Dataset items
§

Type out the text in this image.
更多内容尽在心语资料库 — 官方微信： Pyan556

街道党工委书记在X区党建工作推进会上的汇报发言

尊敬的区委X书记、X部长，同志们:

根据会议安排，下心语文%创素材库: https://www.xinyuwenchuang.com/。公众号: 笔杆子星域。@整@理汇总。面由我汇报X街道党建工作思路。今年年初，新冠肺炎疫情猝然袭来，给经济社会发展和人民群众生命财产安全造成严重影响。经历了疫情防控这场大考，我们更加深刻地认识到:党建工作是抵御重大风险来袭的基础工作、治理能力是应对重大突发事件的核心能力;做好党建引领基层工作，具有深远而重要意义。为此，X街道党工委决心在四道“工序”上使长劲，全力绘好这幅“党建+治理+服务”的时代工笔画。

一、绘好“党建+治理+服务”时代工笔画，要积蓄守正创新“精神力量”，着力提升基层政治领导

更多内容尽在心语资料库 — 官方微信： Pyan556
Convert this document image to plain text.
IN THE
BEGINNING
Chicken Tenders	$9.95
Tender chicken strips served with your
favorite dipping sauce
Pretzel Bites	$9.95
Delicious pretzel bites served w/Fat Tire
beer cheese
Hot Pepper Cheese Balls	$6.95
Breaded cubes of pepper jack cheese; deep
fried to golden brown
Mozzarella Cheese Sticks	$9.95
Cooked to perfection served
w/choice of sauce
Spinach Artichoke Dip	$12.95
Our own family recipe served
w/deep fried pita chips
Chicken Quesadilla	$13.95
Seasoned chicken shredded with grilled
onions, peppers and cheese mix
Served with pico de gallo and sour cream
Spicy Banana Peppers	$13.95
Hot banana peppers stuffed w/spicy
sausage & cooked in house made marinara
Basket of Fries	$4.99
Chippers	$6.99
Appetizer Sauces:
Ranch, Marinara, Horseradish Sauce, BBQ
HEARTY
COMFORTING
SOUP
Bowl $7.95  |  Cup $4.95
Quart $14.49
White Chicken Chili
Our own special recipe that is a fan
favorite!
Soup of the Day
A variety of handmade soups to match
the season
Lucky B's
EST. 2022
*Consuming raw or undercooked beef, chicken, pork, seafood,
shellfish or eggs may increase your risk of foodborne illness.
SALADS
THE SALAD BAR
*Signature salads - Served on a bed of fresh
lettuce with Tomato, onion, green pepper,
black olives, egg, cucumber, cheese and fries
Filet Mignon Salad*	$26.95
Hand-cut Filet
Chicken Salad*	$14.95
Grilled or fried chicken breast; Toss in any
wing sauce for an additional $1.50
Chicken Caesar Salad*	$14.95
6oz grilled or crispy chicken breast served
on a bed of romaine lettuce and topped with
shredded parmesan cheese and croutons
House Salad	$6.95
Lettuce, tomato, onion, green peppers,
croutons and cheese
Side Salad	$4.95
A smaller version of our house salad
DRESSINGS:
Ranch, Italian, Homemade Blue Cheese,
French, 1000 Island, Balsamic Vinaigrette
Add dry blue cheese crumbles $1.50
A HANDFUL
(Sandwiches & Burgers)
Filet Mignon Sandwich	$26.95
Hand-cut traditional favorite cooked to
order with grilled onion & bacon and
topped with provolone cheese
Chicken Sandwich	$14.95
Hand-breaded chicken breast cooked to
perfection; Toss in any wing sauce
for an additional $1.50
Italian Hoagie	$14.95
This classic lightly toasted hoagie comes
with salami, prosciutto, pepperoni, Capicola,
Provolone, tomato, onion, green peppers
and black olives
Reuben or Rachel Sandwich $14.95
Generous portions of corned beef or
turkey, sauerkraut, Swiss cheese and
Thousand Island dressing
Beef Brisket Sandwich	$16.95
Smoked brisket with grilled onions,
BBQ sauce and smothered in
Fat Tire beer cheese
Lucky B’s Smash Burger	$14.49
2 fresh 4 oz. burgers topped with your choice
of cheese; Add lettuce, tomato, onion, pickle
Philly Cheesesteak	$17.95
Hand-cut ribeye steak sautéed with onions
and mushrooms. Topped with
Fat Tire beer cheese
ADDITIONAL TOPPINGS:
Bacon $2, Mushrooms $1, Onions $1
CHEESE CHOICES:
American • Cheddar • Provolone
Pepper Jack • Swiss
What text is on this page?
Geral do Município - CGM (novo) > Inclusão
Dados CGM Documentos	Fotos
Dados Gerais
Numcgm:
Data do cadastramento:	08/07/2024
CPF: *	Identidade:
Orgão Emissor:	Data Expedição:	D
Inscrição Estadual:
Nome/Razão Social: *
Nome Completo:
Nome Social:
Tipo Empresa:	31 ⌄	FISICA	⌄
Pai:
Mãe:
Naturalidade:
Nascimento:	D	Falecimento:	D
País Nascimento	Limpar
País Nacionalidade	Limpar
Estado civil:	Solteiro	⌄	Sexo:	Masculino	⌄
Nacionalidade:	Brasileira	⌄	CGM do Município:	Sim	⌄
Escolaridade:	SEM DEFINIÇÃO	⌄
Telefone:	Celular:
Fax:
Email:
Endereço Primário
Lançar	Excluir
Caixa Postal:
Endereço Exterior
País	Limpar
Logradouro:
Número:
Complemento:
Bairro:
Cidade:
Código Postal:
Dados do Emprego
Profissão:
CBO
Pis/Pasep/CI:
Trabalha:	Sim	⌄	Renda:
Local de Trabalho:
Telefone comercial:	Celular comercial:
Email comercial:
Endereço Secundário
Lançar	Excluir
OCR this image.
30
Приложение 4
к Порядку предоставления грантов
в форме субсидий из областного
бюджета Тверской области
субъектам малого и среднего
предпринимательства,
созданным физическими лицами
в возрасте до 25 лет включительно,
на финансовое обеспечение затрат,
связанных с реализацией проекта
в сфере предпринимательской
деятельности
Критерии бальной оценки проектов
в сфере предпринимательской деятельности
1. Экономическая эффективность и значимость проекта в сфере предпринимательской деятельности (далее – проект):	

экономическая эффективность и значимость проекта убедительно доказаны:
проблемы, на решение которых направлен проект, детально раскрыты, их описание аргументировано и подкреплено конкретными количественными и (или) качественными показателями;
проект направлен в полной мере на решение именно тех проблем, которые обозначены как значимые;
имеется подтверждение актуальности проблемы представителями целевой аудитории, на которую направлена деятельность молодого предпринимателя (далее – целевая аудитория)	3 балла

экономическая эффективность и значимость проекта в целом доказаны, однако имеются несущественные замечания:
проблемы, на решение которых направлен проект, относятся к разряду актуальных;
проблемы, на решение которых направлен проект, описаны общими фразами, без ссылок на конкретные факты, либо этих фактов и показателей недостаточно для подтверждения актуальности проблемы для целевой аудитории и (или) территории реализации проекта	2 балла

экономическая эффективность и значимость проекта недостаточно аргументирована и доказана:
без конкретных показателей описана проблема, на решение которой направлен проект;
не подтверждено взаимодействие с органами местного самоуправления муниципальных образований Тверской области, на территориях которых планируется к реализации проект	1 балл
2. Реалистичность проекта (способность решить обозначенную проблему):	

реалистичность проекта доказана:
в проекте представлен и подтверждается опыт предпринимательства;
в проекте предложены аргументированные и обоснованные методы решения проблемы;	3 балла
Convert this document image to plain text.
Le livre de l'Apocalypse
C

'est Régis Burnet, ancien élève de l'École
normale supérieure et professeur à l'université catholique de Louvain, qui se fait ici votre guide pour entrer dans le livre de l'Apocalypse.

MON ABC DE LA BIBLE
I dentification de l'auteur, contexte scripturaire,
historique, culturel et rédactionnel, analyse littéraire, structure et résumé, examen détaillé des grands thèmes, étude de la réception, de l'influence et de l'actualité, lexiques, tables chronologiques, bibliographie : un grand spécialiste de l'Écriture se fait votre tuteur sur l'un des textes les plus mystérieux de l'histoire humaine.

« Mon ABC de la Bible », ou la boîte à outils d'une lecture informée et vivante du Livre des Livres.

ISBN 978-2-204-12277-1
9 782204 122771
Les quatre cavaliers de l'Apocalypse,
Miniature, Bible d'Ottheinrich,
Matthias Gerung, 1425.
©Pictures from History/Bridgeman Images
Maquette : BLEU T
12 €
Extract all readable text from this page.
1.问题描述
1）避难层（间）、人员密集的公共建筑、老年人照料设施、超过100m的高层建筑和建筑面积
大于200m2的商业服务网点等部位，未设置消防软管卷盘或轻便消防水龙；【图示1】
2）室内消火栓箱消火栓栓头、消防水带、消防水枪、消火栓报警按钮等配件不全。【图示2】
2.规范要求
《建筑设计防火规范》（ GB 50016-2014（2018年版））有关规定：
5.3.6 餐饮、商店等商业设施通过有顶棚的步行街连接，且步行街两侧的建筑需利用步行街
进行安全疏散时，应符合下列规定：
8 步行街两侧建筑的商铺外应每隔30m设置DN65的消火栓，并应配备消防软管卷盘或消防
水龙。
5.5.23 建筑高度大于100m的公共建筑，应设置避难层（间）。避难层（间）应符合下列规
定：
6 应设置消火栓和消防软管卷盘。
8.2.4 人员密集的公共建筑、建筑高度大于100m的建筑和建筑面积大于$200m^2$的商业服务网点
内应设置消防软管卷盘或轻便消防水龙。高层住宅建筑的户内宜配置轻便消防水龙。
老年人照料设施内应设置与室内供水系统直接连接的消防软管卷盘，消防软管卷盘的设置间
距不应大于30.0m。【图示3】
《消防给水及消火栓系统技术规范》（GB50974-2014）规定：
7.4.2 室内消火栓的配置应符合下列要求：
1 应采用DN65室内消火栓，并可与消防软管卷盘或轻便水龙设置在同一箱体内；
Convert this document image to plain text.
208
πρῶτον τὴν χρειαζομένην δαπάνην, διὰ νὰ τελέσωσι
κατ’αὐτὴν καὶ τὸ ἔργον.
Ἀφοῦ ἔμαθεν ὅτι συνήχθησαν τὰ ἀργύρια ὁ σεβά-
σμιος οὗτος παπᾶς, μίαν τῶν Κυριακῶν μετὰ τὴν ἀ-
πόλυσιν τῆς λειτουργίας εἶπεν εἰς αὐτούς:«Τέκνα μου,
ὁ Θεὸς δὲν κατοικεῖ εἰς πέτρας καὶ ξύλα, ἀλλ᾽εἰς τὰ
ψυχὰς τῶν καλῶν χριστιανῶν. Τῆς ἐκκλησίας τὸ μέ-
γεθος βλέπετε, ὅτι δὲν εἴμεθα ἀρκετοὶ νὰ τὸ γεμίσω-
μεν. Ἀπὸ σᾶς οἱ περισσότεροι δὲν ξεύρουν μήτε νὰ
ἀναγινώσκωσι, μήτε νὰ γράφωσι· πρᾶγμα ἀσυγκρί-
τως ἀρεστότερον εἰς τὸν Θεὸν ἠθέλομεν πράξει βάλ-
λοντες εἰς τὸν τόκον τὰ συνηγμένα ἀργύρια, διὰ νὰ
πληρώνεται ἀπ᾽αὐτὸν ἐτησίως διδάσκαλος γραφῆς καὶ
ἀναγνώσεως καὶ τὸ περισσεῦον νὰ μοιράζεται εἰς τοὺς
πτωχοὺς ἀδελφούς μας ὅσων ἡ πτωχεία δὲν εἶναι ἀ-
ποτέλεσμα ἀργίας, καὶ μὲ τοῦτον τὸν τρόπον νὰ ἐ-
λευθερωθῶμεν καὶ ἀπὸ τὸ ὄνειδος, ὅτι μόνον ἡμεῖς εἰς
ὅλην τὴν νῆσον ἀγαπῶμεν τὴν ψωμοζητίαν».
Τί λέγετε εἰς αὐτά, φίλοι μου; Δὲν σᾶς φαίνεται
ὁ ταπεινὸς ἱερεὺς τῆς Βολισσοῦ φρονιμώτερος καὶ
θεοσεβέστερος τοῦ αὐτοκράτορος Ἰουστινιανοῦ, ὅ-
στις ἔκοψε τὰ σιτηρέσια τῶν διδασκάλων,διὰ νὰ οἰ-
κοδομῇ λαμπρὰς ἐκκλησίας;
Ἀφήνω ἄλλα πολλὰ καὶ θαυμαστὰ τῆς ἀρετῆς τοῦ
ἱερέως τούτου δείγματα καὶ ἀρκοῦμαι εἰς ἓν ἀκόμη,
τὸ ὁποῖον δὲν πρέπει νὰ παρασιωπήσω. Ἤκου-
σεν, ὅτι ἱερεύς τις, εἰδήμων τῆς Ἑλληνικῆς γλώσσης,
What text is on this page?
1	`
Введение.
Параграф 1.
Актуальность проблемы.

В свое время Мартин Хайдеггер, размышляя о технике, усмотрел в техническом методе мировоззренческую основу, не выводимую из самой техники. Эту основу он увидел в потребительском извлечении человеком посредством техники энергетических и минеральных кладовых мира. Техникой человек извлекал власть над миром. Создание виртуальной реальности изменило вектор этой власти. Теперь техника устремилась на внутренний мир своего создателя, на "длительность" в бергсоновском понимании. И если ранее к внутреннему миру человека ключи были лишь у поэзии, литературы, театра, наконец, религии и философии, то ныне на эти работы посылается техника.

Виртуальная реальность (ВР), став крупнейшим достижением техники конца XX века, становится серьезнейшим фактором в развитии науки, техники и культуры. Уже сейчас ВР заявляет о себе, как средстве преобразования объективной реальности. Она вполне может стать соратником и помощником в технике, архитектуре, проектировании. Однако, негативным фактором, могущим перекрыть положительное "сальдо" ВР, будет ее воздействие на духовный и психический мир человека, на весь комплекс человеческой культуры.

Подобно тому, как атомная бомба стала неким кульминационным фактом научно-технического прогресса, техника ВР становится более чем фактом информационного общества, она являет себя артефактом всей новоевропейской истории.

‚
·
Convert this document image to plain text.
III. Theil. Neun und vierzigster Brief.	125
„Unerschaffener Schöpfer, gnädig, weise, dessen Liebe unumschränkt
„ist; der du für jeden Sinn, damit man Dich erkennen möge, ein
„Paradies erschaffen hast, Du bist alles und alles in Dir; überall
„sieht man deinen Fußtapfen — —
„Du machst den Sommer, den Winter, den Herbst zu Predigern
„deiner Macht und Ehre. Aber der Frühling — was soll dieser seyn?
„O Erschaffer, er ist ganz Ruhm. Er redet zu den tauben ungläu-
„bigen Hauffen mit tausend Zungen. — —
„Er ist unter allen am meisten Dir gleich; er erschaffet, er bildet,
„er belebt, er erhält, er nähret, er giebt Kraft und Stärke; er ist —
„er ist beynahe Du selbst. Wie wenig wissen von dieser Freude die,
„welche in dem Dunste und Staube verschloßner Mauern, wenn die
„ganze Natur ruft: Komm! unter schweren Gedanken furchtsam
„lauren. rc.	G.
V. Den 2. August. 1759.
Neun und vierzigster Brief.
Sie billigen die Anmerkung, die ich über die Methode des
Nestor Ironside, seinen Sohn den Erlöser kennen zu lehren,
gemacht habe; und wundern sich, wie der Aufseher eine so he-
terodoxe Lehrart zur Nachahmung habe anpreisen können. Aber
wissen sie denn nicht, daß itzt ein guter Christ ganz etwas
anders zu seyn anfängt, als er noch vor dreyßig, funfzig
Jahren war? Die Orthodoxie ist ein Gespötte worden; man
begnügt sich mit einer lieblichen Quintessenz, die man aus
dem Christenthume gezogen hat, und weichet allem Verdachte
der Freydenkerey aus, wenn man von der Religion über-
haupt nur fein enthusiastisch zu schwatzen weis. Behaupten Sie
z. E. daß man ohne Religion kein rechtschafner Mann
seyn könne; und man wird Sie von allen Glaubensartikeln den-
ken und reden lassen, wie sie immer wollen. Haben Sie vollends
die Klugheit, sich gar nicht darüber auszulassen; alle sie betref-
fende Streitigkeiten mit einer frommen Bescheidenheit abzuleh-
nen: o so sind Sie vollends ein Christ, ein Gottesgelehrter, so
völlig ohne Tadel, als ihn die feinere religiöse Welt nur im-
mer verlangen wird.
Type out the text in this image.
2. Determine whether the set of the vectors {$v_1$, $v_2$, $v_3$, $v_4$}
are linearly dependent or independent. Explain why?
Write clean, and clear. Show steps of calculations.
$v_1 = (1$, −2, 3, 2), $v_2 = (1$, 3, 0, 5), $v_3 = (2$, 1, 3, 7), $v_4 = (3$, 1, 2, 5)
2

§

Gather from the records above every line containing the string "Religion".

### Complete response:
der Freydenkerey aus, wenn man von der Religion über-
z. E. daß man ohne Religion kein rechtschafner Mann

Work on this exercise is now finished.